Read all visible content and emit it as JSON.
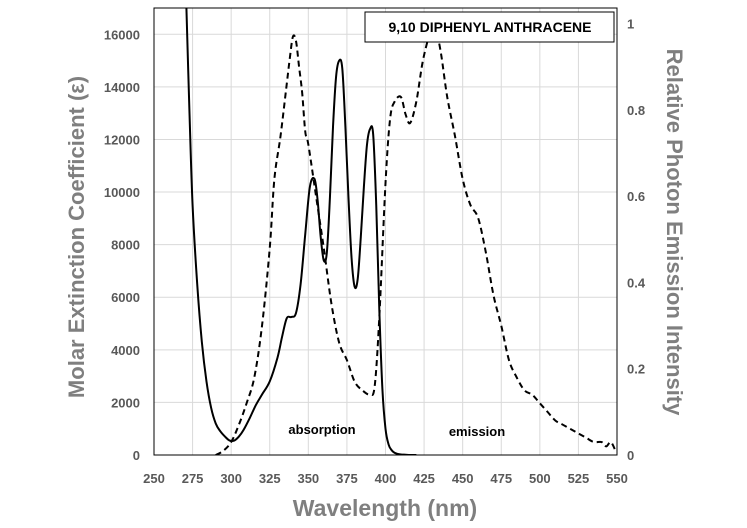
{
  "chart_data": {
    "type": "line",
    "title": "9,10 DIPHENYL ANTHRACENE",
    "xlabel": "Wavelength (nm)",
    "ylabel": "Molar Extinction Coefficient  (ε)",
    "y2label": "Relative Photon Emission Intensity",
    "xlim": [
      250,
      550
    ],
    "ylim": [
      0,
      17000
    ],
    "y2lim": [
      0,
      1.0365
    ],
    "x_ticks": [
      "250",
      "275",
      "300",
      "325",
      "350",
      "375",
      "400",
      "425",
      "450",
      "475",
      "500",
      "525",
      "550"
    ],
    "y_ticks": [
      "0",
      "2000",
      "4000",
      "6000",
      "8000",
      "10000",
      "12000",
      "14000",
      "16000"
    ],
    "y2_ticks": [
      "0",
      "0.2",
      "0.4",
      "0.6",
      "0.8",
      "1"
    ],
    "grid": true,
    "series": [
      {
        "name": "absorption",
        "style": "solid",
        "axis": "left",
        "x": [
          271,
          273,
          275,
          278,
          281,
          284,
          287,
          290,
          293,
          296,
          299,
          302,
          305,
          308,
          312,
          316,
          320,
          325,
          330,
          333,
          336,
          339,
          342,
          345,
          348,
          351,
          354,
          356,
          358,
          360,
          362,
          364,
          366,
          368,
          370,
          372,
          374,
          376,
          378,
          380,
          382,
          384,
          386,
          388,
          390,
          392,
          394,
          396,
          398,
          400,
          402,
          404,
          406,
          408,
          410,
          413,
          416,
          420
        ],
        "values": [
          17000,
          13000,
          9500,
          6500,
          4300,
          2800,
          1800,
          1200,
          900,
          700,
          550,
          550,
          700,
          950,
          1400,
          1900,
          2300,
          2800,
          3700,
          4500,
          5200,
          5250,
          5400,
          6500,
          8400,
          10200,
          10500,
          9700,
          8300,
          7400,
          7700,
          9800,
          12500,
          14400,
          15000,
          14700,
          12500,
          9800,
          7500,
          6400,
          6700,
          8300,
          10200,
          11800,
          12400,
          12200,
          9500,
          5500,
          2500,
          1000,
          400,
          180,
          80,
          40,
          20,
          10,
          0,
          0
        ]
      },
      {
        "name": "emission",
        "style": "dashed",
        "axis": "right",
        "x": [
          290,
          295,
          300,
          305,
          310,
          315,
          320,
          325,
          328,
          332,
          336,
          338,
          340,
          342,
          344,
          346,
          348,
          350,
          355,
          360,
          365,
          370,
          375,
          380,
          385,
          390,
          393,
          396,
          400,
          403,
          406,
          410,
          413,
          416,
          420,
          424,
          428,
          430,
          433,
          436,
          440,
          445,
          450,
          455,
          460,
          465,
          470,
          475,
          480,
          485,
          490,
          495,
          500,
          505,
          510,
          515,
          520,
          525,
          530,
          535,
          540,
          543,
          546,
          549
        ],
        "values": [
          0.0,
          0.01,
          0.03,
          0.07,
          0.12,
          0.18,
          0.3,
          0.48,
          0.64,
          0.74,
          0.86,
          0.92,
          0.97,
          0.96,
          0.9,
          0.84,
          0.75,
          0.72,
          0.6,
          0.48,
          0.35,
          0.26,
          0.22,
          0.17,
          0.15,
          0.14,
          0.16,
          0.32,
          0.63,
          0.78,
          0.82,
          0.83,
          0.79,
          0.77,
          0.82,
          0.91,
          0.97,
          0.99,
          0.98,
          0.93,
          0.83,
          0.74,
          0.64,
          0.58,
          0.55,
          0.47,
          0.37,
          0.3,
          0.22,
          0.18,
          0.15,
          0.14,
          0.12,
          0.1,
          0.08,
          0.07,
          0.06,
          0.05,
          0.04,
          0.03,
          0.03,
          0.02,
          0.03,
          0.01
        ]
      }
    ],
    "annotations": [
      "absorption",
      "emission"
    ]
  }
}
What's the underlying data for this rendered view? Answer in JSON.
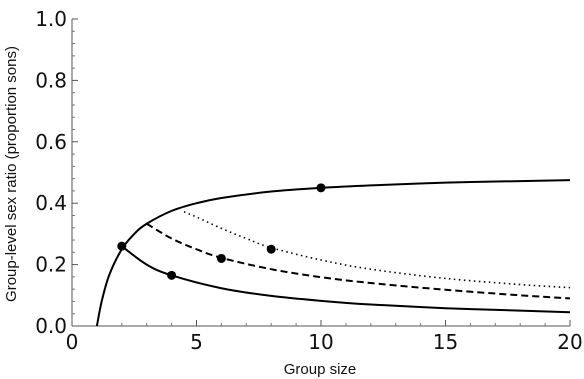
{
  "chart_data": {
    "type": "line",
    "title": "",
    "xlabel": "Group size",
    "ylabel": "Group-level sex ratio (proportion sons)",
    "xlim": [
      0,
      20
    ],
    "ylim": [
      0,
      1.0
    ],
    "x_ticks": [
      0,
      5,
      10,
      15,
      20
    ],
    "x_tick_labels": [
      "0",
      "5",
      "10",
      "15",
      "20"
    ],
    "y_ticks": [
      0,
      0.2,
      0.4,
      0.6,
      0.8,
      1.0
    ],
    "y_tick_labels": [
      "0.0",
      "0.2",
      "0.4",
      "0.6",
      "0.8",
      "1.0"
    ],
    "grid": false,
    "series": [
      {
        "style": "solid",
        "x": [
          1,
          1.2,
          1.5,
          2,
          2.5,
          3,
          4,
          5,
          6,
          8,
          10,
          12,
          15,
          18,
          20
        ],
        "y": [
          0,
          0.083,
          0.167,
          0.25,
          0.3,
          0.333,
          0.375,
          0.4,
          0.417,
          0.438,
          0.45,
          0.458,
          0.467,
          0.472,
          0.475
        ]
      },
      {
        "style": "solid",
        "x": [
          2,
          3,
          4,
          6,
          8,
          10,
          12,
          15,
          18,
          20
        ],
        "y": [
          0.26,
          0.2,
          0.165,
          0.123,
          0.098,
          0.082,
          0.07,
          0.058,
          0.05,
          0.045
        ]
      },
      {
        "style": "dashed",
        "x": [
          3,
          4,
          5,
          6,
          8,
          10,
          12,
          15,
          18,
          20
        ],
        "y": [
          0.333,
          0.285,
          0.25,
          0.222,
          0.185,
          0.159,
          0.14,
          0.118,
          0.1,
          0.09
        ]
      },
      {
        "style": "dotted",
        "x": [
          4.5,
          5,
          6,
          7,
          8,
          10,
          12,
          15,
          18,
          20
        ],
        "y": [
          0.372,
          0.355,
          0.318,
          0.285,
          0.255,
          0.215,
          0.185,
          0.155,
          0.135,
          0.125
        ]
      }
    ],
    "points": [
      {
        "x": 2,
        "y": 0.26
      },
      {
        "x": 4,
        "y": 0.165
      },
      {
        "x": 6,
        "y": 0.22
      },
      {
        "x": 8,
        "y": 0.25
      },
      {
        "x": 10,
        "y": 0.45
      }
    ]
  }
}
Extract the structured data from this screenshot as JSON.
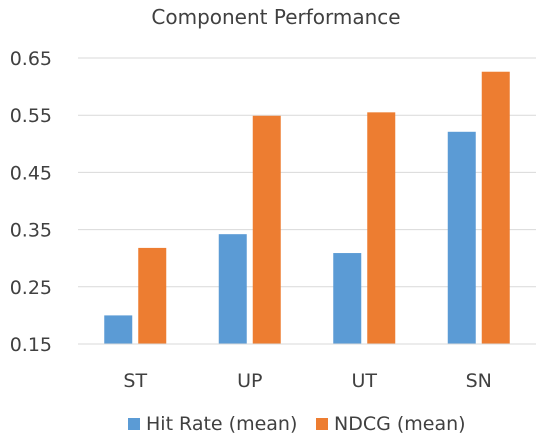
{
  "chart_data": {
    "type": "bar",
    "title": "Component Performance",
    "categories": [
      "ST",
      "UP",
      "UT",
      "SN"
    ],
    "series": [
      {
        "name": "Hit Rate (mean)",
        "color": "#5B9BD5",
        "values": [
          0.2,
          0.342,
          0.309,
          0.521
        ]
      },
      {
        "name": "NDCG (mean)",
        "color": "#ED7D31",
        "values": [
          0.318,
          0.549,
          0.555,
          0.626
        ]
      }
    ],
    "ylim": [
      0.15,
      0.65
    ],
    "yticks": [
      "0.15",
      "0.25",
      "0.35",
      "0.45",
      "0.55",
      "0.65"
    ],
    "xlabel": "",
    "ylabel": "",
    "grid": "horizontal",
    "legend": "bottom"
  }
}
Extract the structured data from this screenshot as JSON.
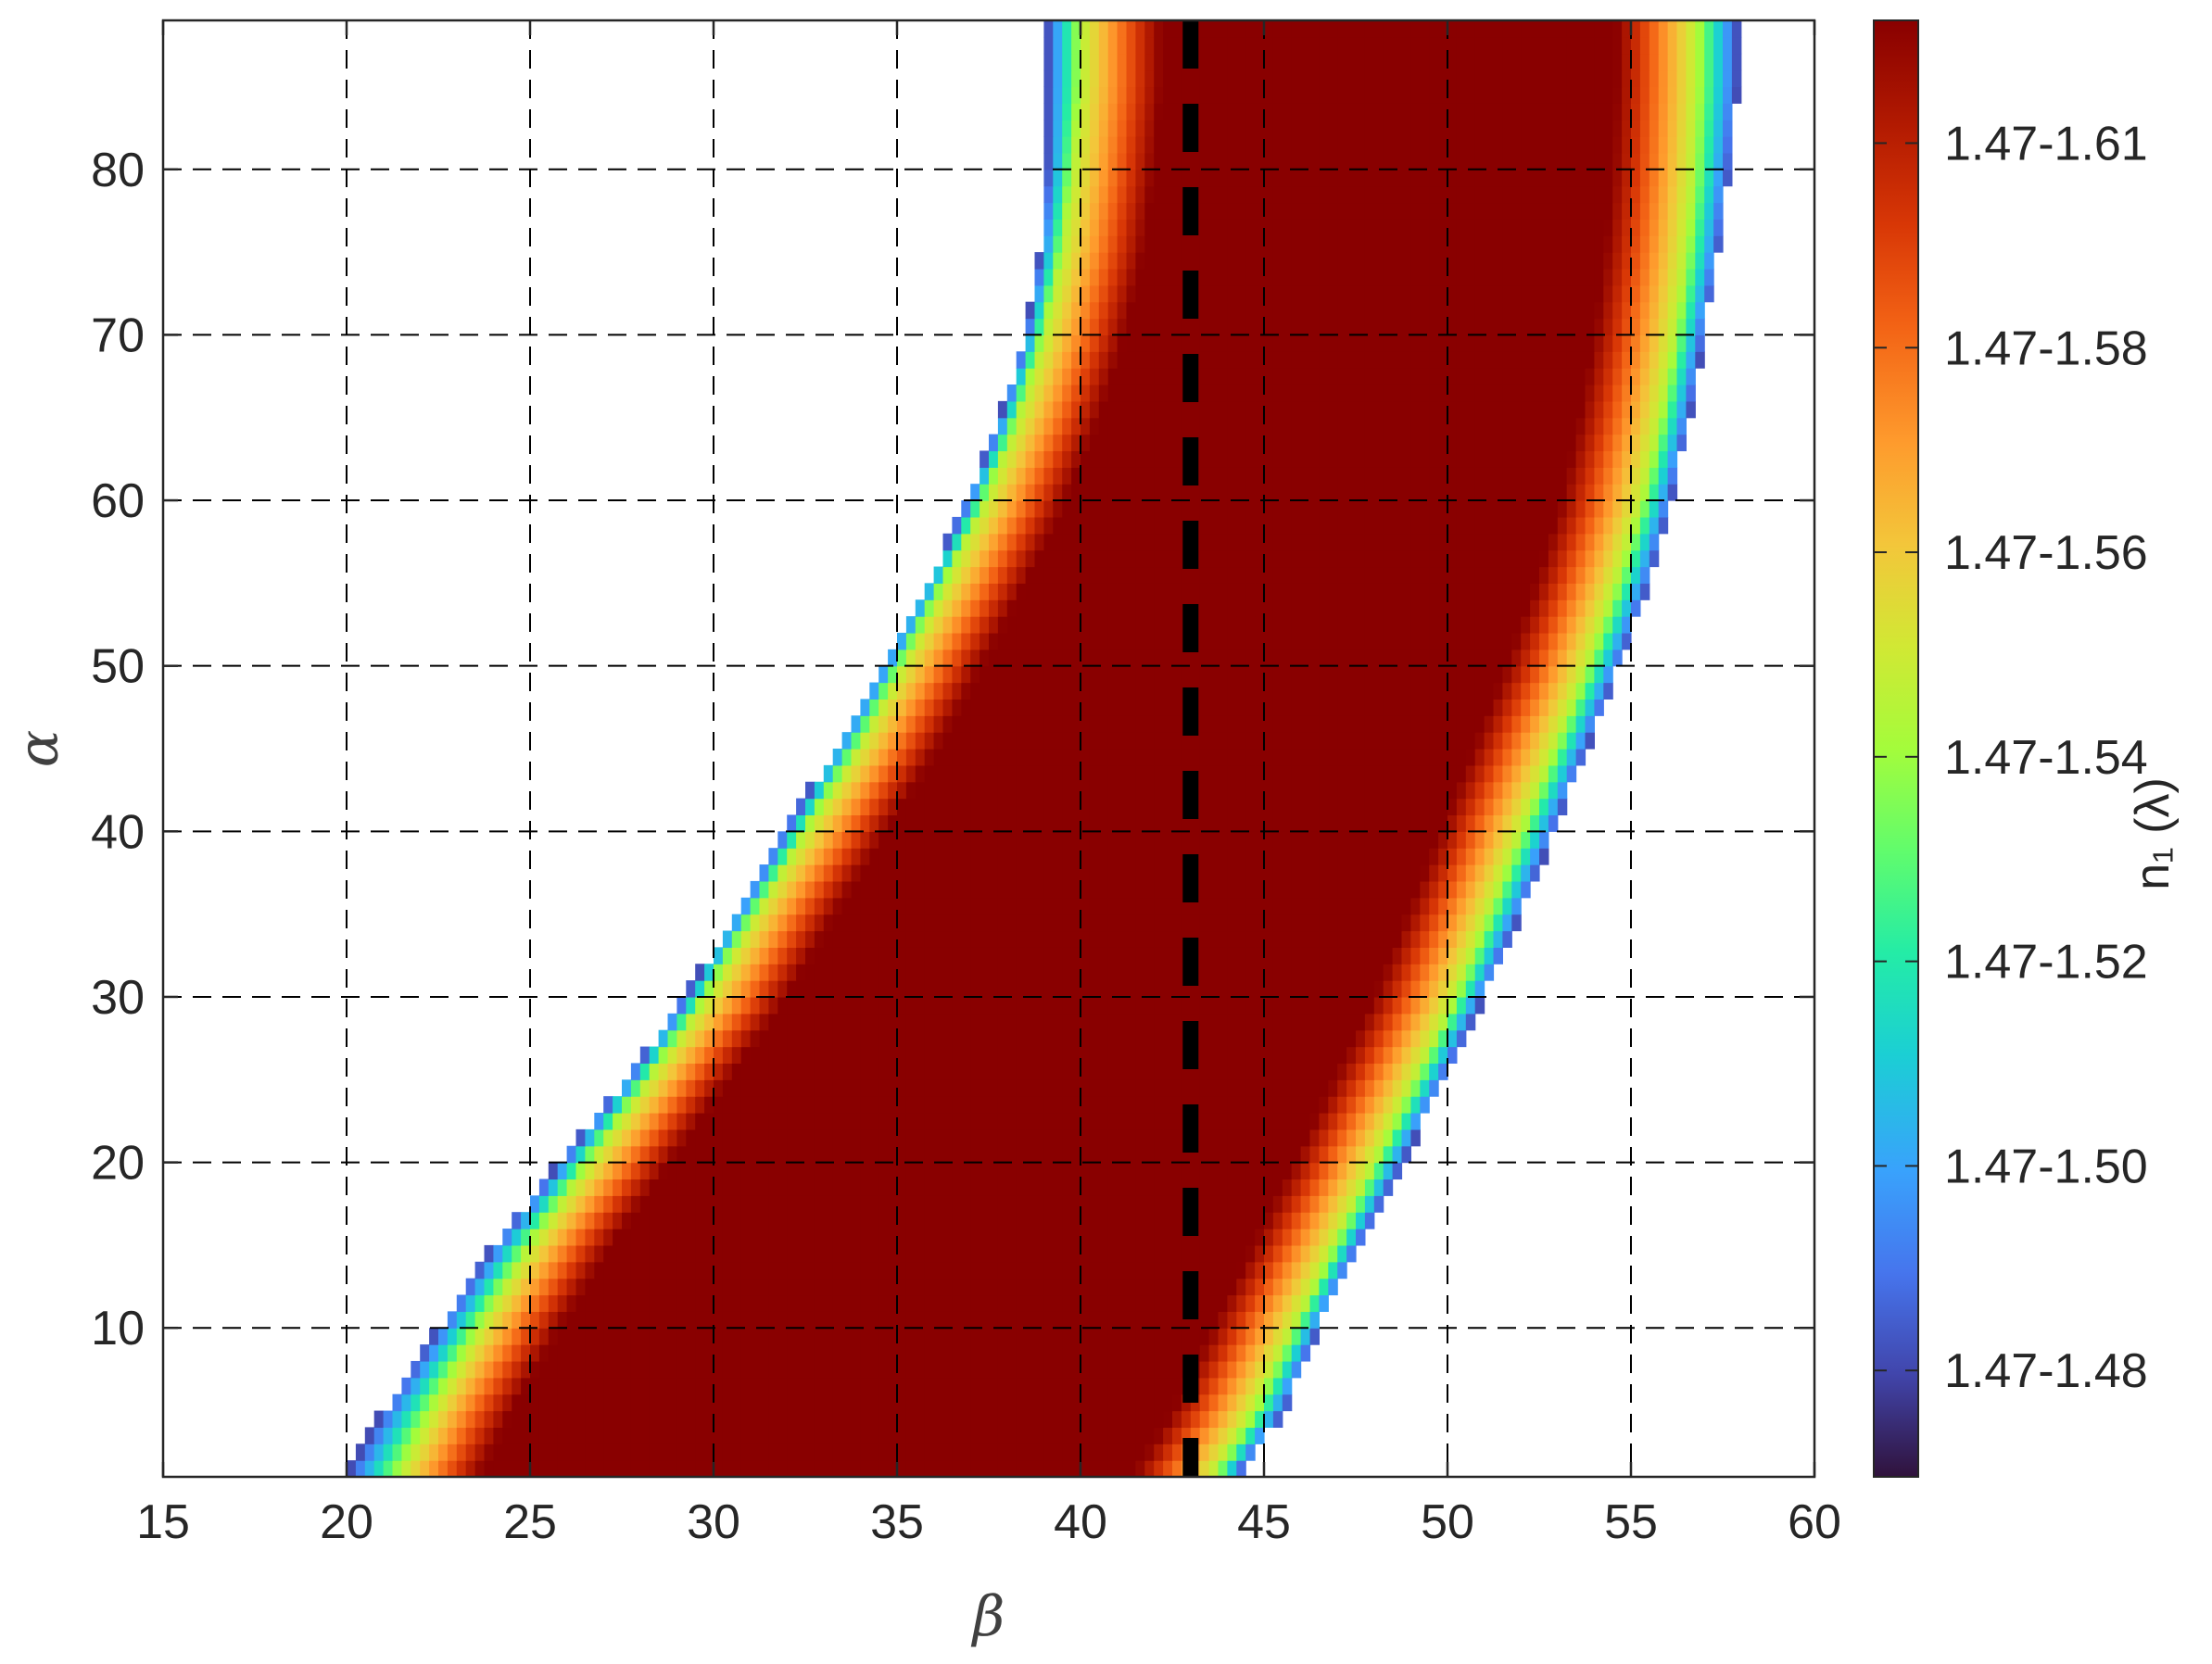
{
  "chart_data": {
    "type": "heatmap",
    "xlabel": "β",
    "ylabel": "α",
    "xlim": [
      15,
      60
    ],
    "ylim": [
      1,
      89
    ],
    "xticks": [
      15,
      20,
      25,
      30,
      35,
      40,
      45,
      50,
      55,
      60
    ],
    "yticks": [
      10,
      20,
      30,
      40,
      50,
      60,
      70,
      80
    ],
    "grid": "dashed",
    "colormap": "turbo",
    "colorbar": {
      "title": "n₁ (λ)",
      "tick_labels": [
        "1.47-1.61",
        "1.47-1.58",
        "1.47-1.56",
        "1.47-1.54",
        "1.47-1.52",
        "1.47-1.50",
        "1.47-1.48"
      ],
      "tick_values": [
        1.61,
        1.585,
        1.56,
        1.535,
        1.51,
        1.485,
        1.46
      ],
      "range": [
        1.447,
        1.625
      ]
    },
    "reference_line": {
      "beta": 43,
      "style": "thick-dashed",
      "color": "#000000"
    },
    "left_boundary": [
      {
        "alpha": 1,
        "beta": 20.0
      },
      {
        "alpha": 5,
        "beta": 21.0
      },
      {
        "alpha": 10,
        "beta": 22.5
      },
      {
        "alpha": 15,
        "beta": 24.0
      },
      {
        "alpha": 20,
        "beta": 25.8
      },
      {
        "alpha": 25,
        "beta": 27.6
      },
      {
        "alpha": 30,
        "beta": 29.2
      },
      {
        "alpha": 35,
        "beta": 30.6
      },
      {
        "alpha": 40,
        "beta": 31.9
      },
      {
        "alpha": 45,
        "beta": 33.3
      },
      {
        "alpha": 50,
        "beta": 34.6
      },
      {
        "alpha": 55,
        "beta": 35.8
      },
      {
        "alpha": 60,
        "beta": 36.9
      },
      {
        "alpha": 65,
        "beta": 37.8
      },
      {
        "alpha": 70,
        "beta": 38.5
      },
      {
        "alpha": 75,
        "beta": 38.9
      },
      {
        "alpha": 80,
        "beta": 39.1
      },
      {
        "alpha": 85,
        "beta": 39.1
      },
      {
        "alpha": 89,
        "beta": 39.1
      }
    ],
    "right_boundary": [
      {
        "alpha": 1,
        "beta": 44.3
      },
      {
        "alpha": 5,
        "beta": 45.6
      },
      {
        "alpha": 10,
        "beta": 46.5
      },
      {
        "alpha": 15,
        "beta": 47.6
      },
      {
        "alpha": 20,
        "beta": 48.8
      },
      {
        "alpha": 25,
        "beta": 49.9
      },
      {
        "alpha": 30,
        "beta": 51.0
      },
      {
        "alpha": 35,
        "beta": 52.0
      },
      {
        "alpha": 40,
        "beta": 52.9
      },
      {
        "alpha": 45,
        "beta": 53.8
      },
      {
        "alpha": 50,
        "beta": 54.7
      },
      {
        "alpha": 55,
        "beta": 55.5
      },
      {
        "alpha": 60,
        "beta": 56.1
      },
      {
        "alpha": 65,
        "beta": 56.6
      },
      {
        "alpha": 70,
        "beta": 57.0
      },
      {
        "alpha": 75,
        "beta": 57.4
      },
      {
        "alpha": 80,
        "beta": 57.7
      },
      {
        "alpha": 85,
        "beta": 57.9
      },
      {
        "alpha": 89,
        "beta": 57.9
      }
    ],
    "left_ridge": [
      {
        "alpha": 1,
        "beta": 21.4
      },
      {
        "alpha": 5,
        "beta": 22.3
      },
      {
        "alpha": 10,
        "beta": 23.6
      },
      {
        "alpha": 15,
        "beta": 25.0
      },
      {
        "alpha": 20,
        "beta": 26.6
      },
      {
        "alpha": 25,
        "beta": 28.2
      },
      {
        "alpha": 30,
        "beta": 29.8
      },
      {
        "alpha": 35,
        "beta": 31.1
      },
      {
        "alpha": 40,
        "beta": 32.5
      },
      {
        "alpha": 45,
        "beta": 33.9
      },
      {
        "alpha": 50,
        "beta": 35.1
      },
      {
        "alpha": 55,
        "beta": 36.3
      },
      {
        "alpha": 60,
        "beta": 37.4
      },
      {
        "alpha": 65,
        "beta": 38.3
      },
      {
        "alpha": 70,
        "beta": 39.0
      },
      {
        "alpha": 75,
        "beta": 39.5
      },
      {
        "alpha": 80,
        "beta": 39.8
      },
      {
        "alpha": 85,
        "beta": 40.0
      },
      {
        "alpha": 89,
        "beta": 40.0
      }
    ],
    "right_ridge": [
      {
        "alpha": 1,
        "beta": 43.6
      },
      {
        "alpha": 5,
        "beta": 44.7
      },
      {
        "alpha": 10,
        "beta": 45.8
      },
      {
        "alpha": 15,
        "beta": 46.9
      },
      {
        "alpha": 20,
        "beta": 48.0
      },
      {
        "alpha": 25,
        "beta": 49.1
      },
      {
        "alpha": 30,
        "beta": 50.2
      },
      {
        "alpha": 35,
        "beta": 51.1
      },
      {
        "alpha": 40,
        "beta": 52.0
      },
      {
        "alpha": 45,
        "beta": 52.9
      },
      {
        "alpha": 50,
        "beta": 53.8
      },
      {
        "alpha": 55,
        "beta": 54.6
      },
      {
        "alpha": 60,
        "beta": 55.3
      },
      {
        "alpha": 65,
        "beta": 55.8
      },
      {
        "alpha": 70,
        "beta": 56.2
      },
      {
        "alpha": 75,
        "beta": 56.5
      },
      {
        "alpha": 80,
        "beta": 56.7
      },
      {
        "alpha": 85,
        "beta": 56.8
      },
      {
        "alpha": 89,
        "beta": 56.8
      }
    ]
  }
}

------------

# What you have to do
Scan the material above. Extract every line in which the word "JSON" occurs.

# Solution to the problem
Read all visible content and emit it as JSON.
What's the underlying data for this rendered view? Answer in JSON.
Extract the structured data from this screenshot as JSON.
Extract the structured data from this screenshot as JSON.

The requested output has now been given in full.